> [Requirements] Keep every line where the word "amount" appears; drop the rest.

* * *

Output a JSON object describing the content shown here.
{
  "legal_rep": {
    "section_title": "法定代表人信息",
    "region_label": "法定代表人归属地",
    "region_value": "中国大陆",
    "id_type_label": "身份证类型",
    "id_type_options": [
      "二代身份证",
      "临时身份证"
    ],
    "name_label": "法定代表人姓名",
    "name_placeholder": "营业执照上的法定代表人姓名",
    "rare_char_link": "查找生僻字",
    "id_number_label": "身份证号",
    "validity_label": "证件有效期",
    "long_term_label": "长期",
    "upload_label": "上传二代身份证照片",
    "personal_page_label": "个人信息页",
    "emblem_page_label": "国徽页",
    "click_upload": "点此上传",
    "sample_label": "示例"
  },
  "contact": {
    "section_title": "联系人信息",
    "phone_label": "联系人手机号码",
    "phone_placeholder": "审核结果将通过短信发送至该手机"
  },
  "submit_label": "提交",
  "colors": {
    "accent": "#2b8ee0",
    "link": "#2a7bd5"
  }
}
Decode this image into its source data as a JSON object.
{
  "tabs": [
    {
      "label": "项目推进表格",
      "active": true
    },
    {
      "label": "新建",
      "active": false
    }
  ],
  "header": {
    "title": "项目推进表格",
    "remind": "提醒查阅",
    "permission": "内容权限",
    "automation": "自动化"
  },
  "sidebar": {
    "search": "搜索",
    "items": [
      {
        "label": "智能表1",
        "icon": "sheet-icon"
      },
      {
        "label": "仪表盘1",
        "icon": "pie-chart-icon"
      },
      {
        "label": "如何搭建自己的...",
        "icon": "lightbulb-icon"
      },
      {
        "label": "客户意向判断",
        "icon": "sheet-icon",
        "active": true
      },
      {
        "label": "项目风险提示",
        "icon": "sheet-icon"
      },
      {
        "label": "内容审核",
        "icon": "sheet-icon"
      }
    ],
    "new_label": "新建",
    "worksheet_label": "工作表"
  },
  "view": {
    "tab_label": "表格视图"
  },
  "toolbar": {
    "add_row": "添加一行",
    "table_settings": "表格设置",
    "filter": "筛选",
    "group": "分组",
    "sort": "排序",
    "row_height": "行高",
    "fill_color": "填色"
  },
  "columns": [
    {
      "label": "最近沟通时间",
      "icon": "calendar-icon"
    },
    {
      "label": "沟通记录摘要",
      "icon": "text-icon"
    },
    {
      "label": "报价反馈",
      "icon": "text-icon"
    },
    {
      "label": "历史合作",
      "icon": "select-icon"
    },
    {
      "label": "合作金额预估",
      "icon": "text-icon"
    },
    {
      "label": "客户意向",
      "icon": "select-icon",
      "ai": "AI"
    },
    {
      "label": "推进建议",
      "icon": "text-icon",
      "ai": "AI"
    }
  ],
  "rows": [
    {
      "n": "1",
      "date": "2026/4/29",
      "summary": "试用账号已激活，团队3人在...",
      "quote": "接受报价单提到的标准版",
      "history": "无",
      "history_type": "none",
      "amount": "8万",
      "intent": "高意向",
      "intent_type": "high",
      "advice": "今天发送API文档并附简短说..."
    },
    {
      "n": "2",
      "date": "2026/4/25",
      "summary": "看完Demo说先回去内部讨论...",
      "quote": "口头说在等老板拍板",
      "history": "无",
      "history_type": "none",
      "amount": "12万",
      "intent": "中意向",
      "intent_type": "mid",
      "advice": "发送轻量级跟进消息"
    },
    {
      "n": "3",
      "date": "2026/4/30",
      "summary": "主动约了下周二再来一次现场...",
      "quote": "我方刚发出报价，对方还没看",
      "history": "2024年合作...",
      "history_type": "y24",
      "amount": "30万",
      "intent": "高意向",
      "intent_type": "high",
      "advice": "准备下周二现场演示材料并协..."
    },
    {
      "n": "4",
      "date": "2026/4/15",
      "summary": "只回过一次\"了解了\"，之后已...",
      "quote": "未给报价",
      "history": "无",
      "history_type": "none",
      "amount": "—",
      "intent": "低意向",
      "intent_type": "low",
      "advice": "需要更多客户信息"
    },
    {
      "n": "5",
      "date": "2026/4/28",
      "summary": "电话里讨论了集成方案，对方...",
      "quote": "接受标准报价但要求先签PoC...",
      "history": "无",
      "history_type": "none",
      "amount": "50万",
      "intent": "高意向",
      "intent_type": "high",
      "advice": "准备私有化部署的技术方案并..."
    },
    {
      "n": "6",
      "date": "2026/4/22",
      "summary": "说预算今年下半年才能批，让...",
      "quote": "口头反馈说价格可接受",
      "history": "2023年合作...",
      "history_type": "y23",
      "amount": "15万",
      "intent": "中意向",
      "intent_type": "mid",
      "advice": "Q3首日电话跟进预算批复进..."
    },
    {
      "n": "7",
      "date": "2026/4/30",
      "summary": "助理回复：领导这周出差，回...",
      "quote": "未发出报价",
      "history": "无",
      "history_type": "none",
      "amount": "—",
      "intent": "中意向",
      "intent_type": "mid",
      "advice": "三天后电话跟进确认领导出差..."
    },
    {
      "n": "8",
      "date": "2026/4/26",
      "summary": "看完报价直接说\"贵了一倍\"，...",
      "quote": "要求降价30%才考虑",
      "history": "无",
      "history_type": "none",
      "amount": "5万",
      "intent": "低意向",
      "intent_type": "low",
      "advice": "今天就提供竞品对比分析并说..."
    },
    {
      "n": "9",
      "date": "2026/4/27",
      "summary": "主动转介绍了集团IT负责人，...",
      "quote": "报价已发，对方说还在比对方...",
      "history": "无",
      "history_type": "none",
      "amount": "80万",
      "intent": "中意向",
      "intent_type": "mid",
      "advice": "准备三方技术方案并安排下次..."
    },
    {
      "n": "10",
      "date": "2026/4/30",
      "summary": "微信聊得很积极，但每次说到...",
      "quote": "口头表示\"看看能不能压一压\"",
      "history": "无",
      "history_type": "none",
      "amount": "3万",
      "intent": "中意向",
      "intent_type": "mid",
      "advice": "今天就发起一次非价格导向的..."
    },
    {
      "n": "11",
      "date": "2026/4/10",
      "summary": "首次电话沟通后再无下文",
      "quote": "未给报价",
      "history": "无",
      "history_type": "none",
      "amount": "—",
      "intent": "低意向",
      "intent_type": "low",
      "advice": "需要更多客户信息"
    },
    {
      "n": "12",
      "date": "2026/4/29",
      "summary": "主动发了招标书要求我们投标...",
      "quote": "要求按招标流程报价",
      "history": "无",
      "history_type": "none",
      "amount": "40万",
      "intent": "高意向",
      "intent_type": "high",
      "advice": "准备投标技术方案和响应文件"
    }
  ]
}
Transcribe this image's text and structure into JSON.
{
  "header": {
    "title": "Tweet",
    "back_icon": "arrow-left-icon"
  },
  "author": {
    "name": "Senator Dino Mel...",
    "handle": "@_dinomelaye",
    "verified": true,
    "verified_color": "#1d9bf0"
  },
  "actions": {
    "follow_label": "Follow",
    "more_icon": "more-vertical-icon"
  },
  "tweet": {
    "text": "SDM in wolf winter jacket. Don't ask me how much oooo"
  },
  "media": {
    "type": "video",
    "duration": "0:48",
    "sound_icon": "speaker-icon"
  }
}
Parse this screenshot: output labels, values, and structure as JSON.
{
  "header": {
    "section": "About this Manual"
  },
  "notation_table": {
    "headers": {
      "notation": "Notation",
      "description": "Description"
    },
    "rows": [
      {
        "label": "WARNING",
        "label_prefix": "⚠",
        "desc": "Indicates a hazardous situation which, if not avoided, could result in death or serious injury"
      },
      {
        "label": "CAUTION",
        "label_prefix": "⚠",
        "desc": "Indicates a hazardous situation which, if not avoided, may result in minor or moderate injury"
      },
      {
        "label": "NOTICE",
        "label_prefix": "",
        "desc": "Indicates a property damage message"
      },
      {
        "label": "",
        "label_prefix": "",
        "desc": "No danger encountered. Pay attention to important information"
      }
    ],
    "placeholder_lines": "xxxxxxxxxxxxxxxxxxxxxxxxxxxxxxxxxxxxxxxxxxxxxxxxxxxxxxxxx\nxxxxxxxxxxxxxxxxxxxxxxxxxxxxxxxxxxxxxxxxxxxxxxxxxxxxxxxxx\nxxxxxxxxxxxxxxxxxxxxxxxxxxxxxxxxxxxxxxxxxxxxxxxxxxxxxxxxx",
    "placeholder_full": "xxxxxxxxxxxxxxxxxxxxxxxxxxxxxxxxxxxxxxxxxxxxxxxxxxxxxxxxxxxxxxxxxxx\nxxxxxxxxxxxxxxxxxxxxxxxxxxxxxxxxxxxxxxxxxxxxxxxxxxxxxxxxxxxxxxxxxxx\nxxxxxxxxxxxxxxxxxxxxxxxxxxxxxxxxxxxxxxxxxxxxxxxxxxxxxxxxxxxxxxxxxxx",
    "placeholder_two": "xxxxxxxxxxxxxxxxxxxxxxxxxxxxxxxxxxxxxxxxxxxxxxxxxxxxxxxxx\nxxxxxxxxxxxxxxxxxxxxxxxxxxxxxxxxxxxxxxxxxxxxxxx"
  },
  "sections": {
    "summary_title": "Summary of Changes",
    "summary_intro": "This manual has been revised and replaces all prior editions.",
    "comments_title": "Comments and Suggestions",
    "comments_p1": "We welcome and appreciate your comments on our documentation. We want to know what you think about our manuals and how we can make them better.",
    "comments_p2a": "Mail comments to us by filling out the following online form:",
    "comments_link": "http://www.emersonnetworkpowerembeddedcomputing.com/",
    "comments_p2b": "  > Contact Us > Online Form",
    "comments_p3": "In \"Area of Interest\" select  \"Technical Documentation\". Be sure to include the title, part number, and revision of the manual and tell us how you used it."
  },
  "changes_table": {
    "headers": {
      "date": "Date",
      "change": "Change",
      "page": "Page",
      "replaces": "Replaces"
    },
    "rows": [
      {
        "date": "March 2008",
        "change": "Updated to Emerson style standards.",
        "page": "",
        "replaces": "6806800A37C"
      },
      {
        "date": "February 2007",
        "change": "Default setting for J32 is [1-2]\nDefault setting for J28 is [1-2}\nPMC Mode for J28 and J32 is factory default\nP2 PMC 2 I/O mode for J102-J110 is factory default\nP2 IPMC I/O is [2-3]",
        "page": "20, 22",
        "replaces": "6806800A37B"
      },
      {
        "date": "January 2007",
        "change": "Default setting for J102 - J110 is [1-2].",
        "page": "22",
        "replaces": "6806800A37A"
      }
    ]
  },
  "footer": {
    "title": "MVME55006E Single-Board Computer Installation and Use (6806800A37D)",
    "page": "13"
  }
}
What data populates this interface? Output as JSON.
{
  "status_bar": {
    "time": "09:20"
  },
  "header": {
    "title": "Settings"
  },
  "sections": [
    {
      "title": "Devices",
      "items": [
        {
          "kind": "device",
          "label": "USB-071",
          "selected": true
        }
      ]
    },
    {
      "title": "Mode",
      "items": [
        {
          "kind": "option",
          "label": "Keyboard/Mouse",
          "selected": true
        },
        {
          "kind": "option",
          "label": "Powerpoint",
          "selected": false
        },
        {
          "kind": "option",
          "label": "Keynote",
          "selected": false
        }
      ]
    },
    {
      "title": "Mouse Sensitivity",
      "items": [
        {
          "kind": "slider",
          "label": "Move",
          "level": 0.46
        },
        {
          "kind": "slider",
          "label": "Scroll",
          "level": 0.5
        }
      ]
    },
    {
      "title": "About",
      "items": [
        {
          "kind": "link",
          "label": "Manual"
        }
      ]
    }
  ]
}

* * *

> [Answer to the task]
      "amount": "8万",
      "amount": "12万",
      "amount": "30万",
      "amount": "—",
      "amount": "50万",
      "amount": "15万",
      "amount": "—",
      "amount": "5万",
      "amount": "80万",
      "amount": "3万",
      "amount": "—",
      "amount": "40万",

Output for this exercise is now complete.